- _Problem to work on_: Reproduce the listing below without any change.

- _Entries_:

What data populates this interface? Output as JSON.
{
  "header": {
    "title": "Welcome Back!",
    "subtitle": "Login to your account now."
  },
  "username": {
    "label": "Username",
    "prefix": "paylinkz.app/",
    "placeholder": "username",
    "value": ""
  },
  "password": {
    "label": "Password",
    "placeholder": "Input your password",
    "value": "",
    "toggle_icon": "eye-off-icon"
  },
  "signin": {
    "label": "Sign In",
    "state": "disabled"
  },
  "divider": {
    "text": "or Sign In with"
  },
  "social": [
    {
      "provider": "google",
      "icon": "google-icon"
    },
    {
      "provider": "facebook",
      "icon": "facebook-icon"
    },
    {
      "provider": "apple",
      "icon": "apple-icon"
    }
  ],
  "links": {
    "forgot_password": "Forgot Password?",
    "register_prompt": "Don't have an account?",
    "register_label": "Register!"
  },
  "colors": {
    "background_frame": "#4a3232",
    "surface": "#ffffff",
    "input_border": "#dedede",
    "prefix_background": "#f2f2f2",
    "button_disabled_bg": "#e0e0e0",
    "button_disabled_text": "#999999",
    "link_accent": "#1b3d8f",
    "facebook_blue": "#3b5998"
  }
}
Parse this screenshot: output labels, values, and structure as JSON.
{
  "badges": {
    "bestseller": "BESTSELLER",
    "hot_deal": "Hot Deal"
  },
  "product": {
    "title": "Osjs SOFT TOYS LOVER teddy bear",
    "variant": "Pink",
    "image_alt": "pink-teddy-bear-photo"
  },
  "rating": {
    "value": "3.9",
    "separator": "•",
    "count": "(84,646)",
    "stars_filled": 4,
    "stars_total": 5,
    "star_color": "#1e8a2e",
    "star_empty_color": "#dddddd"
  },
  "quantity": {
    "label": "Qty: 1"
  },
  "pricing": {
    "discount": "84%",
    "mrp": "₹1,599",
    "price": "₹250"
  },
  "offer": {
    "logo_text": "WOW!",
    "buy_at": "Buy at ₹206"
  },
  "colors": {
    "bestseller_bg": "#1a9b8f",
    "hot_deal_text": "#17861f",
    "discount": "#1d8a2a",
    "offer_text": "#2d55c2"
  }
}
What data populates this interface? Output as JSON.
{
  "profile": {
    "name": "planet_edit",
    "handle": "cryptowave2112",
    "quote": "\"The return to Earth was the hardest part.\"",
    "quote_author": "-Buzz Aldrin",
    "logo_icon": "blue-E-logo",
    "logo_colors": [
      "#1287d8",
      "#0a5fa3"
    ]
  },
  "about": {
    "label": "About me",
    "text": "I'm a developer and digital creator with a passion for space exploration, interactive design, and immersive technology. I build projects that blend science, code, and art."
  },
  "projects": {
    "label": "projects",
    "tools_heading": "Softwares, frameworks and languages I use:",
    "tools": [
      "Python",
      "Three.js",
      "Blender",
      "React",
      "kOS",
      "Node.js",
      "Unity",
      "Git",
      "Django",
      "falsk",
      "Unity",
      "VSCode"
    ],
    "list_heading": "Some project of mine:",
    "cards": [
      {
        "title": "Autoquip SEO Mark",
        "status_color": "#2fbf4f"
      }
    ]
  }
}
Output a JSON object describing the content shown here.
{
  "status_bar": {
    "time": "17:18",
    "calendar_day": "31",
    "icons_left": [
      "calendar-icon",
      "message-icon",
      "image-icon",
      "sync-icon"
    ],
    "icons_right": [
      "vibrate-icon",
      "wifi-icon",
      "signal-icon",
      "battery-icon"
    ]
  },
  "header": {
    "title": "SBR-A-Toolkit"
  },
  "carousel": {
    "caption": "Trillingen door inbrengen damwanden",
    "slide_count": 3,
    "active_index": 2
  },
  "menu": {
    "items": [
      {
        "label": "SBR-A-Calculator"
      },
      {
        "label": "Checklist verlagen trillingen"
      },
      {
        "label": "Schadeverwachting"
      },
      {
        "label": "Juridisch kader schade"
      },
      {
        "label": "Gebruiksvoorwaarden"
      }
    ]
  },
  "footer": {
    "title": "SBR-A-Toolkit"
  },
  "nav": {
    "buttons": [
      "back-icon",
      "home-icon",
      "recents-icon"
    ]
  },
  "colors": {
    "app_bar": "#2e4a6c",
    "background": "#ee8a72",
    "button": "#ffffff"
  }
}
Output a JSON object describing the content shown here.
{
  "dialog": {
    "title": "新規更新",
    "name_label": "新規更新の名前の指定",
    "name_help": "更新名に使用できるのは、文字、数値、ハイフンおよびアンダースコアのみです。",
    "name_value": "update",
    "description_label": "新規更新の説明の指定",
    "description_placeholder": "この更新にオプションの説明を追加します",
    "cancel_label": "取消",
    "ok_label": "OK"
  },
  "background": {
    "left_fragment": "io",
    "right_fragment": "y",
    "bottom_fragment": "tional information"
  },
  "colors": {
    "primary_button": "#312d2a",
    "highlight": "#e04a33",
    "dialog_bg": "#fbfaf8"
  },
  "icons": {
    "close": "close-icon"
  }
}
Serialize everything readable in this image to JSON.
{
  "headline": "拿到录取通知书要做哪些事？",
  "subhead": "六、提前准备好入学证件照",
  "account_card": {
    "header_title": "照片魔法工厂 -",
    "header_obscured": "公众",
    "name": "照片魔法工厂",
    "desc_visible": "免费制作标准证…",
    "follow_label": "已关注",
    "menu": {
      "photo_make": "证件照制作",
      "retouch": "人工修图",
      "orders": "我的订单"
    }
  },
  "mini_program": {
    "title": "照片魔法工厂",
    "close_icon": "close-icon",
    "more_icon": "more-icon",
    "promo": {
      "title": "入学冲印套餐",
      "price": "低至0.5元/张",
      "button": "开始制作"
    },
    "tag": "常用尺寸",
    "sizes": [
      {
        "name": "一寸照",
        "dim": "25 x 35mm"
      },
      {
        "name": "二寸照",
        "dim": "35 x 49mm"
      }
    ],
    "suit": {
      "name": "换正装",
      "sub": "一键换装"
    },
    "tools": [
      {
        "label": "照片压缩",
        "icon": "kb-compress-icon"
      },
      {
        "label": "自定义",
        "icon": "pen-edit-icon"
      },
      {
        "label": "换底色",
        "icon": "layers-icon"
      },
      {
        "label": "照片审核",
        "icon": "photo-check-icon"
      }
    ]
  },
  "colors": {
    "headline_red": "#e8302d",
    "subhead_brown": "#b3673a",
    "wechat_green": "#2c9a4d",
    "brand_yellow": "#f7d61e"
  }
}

- _Finished exercise_:
What data populates this interface? Output as JSON.
{
  "header": {
    "title": "Welcome Back!",
    "subtitle": "Login to your account now."
  },
  "username": {
    "label": "Username",
    "prefix": "paylinkz.app/",
    "placeholder": "username",
    "value": ""
  },
  "password": {
    "label": "Password",
    "placeholder": "Input your password",
    "value": "",
    "toggle_icon": "eye-off-icon"
  },
  "signin": {
    "label": "Sign In",
    "state": "disabled"
  },
  "divider": {
    "text": "or Sign In with"
  },
  "social": [
    {
      "provider": "google",
      "icon": "google-icon"
    },
    {
      "provider": "facebook",
      "icon": "facebook-icon"
    },
    {
      "provider": "apple",
      "icon": "apple-icon"
    }
  ],
  "links": {
    "forgot_password": "Forgot Password?",
    "register_prompt": "Don't have an account?",
    "register_label": "Register!"
  },
  "colors": {
    "background_frame": "#4a3232",
    "surface": "#ffffff",
    "input_border": "#dedede",
    "prefix_background": "#f2f2f2",
    "button_disabled_bg": "#e0e0e0",
    "button_disabled_text": "#999999",
    "link_accent": "#1b3d8f",
    "facebook_blue": "#3b5998"
  }
}
Parse this screenshot: output labels, values, and structure as JSON.
{
  "badges": {
    "bestseller": "BESTSELLER",
    "hot_deal": "Hot Deal"
  },
  "product": {
    "title": "Osjs SOFT TOYS LOVER teddy bear",
    "variant": "Pink",
    "image_alt": "pink-teddy-bear-photo"
  },
  "rating": {
    "value": "3.9",
    "separator": "•",
    "count": "(84,646)",
    "stars_filled": 4,
    "stars_total": 5,
    "star_color": "#1e8a2e",
    "star_empty_color": "#dddddd"
  },
  "quantity": {
    "label": "Qty: 1"
  },
  "pricing": {
    "discount": "84%",
    "mrp": "₹1,599",
    "price": "₹250"
  },
  "offer": {
    "logo_text": "WOW!",
    "buy_at": "Buy at ₹206"
  },
  "colors": {
    "bestseller_bg": "#1a9b8f",
    "hot_deal_text": "#17861f",
    "discount": "#1d8a2a",
    "offer_text": "#2d55c2"
  }
}
What data populates this interface? Output as JSON.
{
  "profile": {
    "name": "planet_edit",
    "handle": "cryptowave2112",
    "quote": "\"The return to Earth was the hardest part.\"",
    "quote_author": "-Buzz Aldrin",
    "logo_icon": "blue-E-logo",
    "logo_colors": [
      "#1287d8",
      "#0a5fa3"
    ]
  },
  "about": {
    "label": "About me",
    "text": "I'm a developer and digital creator with a passion for space exploration, interactive design, and immersive technology. I build projects that blend science, code, and art."
  },
  "projects": {
    "label": "projects",
    "tools_heading": "Softwares, frameworks and languages I use:",
    "tools": [
      "Python",
      "Three.js",
      "Blender",
      "React",
      "kOS",
      "Node.js",
      "Unity",
      "Git",
      "Django",
      "falsk",
      "Unity",
      "VSCode"
    ],
    "list_heading": "Some project of mine:",
    "cards": [
      {
        "title": "Autoquip SEO Mark",
        "status_color": "#2fbf4f"
      }
    ]
  }
}
Output a JSON object describing the content shown here.
{
  "status_bar": {
    "time": "17:18",
    "calendar_day": "31",
    "icons_left": [
      "calendar-icon",
      "message-icon",
      "image-icon",
      "sync-icon"
    ],
    "icons_right": [
      "vibrate-icon",
      "wifi-icon",
      "signal-icon",
      "battery-icon"
    ]
  },
  "header": {
    "title": "SBR-A-Toolkit"
  },
  "carousel": {
    "caption": "Trillingen door inbrengen damwanden",
    "slide_count": 3,
    "active_index": 2
  },
  "menu": {
    "items": [
      {
        "label": "SBR-A-Calculator"
      },
      {
        "label": "Checklist verlagen trillingen"
      },
      {
        "label": "Schadeverwachting"
      },
      {
        "label": "Juridisch kader schade"
      },
      {
        "label": "Gebruiksvoorwaarden"
      }
    ]
  },
  "footer": {
    "title": "SBR-A-Toolkit"
  },
  "nav": {
    "buttons": [
      "back-icon",
      "home-icon",
      "recents-icon"
    ]
  },
  "colors": {
    "app_bar": "#2e4a6c",
    "background": "#ee8a72",
    "button": "#ffffff"
  }
}
Output a JSON object describing the content shown here.
{
  "dialog": {
    "title": "新規更新",
    "name_label": "新規更新の名前の指定",
    "name_help": "更新名に使用できるのは、文字、数値、ハイフンおよびアンダースコアのみです。",
    "name_value": "update",
    "description_label": "新規更新の説明の指定",
    "description_placeholder": "この更新にオプションの説明を追加します",
    "cancel_label": "取消",
    "ok_label": "OK"
  },
  "background": {
    "left_fragment": "io",
    "right_fragment": "y",
    "bottom_fragment": "tional information"
  },
  "colors": {
    "primary_button": "#312d2a",
    "highlight": "#e04a33",
    "dialog_bg": "#fbfaf8"
  },
  "icons": {
    "close": "close-icon"
  }
}
Serialize everything readable in this image to JSON.
{
  "headline": "拿到录取通知书要做哪些事？",
  "subhead": "六、提前准备好入学证件照",
  "account_card": {
    "header_title": "照片魔法工厂 -",
    "header_obscured": "公众",
    "name": "照片魔法工厂",
    "desc_visible": "免费制作标准证…",
    "follow_label": "已关注",
    "menu": {
      "photo_make": "证件照制作",
      "retouch": "人工修图",
      "orders": "我的订单"
    }
  },
  "mini_program": {
    "title": "照片魔法工厂",
    "close_icon": "close-icon",
    "more_icon": "more-icon",
    "promo": {
      "title": "入学冲印套餐",
      "price": "低至0.5元/张",
      "button": "开始制作"
    },
    "tag": "常用尺寸",
    "sizes": [
      {
        "name": "一寸照",
        "dim": "25 x 35mm"
      },
      {
        "name": "二寸照",
        "dim": "35 x 49mm"
      }
    ],
    "suit": {
      "name": "换正装",
      "sub": "一键换装"
    },
    "tools": [
      {
        "label": "照片压缩",
        "icon": "kb-compress-icon"
      },
      {
        "label": "自定义",
        "icon": "pen-edit-icon"
      },
      {
        "label": "换底色",
        "icon": "layers-icon"
      },
      {
        "label": "照片审核",
        "icon": "photo-check-icon"
      }
    ]
  },
  "colors": {
    "headline_red": "#e8302d",
    "subhead_brown": "#b3673a",
    "wechat_green": "#2c9a4d",
    "brand_yellow": "#f7d61e"
  }
}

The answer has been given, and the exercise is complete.